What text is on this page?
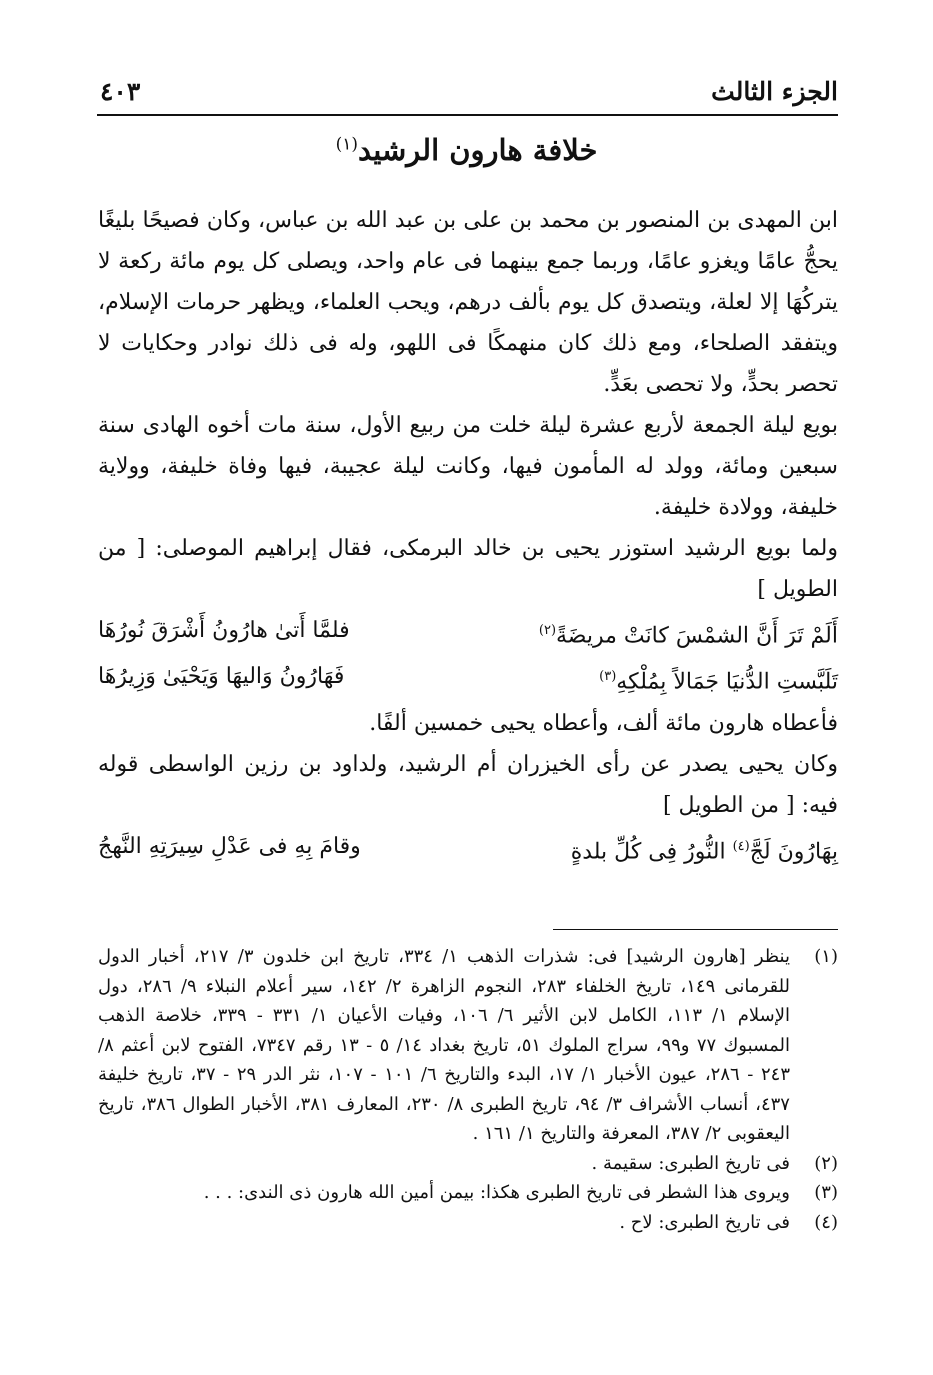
الجزء الثالث
٤٠٣
خلافة هارون الرشيد$^{(١)}$

ابن المهدى بن المنصور بن محمد بن على بن عبد الله بن عباس، وكان فصيحًا بليغًا يحجُّ عامًا ويغزو عامًا، وربما جمع بينهما فى عام واحد، ويصلى كل يوم مائة ركعة لا يتركُهَا إلا لعلة، ويتصدق كل يوم بألف درهم، ويحب العلماء، ويظهر حرمات الإسلام، ويتفقد الصلحاء، ومع ذلك كان منهمكًا فى اللهو، وله فى ذلك نوادر وحكايات لا تحصر بحدٍّ، ولا تحصى بعَدٍّ.

بويع ليلة الجمعة لأربع عشرة ليلة خلت من ربيع الأول، سنة مات أخوه الهادى سنة سبعين ومائة، وولد له المأمون فيها، وكانت ليلة عجيبة، فيها وفاة خليفة، وولاية خليفة، وولادة خليفة.

ولما بويع الرشيد استوزر يحيى بن خالد البرمكى، فقال إبراهيم الموصلى: [ من الطويل ]

أَلَمْ تَرَ أَنَّ الشمْسَ كانَتْ مريضَةً$^{(٢)}$
فلمَّا أَتىٰ هارُونُ أَشْرَقَ نُورُهَا
تَلَبَّستِ الدُّنيَا جَمَالاً بِمُلْكِهِ$^{(٣)}$
فَهَارُونُ وَاليهَا وَيَحْيَىٰ وَزِيرُهَا

فأعطاه هارون مائة ألف، وأعطاه يحيى خمسين ألفًا.

وكان يحيى يصدر عن رأى الخيزران أم الرشيد، ولداود بن رزين الواسطى قوله فيه: [ من الطويل ]

بِهَارُونَ لَجَّ$^{(٤)}$ النُّورُ فِى كُلِّ بلدةٍ
وقامَ بِهِ فى عَدْلِ سِيرَتِهِ النَّهجُ
(١)
ينظر [هارون الرشيد] فى: شذرات الذهب ١/ ٣٣٤، تاريخ ابن خلدون ٣/ ٢١٧، أخبار الدول للقرمانى ١٤٩، تاريخ الخلفاء ٢٨٣، النجوم الزاهرة ٢/ ١٤٢، سير أعلام النبلاء ٩/ ٢٨٦، دول الإسلام ١/ ١١٣، الكامل لابن الأثير ٦/ ١٠٦، وفيات الأعيان ١/ ٣٣١ - ٣٣٩، خلاصة الذهب المسبوك ٧٧ و٩٩، سراج الملوك ٥١، تاريخ بغداد ١٤/ ٥ - ١٣ رقم ٧٣٤٧، الفتوح لابن أعثم ٨/ ٢٤٣ - ٢٨٦، عيون الأخبار ١/ ١٧، البدء والتاريخ ٦/ ١٠١ - ١٠٧، نثر الدر ٢٩ - ٣٧، تاريخ خليفة ٤٣٧، أنساب الأشراف ٣/ ٩٤، تاريخ الطبرى ٨/ ٢٣٠، المعارف ٣٨١، الأخبار الطوال ٣٨٦، تاريخ اليعقوبى ٢/ ٣٨٧، المعرفة والتاريخ ١/ ١٦١ .
(٢)
فى تاريخ الطبرى: سقيمة .
(٣)
ويروى هذا الشطر فى تاريخ الطبرى هكذا: بيمن أمين الله هارون ذى الندى: . . .
(٤)
فى تاريخ الطبرى: لاح .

— PROMPT —
Say how many lines of the data include the word "بويع". Respond with the number alone.

— REPLY TO THE EXERCISE —
2